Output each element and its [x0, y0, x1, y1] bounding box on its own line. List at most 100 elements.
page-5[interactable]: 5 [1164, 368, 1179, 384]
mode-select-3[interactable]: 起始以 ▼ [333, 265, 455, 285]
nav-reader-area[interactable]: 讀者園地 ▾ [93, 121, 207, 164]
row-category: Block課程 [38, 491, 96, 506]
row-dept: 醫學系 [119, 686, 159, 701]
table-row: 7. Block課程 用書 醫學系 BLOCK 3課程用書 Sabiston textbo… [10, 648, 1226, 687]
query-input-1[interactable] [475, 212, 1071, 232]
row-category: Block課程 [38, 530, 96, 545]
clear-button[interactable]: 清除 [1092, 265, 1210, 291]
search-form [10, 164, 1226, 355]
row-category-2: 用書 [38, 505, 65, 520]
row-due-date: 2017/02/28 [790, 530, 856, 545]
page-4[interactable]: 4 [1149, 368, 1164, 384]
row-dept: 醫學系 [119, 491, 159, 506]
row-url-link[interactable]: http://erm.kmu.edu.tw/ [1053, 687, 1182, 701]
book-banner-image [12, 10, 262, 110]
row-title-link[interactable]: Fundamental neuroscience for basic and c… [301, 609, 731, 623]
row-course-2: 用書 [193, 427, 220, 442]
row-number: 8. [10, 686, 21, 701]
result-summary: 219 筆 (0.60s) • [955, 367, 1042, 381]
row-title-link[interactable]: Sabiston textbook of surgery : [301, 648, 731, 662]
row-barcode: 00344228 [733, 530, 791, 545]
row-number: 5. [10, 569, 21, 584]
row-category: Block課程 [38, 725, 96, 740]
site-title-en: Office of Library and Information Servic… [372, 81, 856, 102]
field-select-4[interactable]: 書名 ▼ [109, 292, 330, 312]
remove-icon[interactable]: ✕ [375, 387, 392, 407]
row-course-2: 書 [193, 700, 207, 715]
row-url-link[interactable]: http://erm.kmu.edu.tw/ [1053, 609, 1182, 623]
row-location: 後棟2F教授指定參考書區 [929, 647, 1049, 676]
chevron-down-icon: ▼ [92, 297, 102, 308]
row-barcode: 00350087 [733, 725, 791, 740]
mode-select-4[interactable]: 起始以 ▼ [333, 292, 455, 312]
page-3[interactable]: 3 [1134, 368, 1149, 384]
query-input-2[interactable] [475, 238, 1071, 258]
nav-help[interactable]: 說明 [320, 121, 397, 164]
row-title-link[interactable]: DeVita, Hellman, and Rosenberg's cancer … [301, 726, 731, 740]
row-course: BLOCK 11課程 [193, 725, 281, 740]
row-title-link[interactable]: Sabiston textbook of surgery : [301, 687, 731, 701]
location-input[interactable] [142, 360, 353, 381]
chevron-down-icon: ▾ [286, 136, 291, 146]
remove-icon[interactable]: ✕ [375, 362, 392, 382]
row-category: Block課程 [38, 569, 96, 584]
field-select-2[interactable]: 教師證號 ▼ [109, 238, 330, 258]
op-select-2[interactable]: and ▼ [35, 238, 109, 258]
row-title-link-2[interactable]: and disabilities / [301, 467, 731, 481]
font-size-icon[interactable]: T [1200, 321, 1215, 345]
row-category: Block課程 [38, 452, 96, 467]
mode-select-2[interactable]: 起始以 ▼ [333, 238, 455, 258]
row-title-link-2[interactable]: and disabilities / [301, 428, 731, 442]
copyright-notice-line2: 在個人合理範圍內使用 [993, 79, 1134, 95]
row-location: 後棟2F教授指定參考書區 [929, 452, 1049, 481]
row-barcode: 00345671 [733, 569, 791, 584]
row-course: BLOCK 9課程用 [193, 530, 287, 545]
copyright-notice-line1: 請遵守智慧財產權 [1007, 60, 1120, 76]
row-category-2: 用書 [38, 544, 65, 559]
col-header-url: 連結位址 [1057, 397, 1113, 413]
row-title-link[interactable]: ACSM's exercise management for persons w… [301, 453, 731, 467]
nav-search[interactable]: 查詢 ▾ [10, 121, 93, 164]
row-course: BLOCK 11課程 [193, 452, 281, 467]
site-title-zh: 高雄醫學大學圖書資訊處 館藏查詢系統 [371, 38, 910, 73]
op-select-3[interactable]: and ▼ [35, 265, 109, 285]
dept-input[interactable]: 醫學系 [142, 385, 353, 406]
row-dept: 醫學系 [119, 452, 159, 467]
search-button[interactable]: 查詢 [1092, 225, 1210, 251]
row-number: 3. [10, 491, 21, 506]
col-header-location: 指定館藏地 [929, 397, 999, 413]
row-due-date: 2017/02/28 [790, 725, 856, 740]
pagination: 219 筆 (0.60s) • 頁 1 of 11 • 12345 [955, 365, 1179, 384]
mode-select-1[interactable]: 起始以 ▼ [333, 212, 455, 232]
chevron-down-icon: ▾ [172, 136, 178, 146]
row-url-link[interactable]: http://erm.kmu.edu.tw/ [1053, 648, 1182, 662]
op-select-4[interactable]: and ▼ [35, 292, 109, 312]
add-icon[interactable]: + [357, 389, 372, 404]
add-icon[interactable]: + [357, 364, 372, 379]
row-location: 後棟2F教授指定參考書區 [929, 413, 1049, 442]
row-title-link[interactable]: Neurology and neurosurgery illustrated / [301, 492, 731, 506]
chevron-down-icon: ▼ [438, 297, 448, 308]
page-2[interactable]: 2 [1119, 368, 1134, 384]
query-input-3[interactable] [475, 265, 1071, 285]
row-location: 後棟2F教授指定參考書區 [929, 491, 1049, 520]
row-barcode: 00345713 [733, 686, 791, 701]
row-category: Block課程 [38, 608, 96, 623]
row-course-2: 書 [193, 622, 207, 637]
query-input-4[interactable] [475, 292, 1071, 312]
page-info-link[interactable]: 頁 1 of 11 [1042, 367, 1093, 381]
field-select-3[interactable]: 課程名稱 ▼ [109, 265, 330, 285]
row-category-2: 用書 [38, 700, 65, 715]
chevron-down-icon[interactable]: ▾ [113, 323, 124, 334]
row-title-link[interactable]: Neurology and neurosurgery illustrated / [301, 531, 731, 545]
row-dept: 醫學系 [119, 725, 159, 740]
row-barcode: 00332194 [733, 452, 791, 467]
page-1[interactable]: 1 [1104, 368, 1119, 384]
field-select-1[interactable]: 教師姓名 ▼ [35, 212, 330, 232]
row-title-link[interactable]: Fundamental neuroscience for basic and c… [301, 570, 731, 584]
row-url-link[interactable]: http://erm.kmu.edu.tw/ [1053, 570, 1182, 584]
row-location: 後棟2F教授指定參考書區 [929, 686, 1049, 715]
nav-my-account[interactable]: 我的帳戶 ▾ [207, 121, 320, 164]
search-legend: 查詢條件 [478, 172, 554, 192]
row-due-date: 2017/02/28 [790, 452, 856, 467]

::::::::::

Copy out the data word for word, from its first line through the line that contains "row-dept: 醫學系 [119, 491, 159, 506]", including both ends.

Answer to the task |
Output each element and its [x0, y0, x1, y1] bounding box on its own line. List at most 100 elements.
page-5[interactable]: 5 [1164, 368, 1179, 384]
mode-select-3[interactable]: 起始以 ▼ [333, 265, 455, 285]
nav-reader-area[interactable]: 讀者園地 ▾ [93, 121, 207, 164]
row-category: Block課程 [38, 491, 96, 506]
row-dept: 醫學系 [119, 686, 159, 701]
table-row: 7. Block課程 用書 醫學系 BLOCK 3課程用書 Sabiston textbo… [10, 648, 1226, 687]
query-input-1[interactable] [475, 212, 1071, 232]
row-category: Block課程 [38, 530, 96, 545]
clear-button[interactable]: 清除 [1092, 265, 1210, 291]
search-form [10, 164, 1226, 355]
row-category-2: 用書 [38, 505, 65, 520]
row-due-date: 2017/02/28 [790, 530, 856, 545]
page-4[interactable]: 4 [1149, 368, 1164, 384]
row-dept: 醫學系 [119, 491, 159, 506]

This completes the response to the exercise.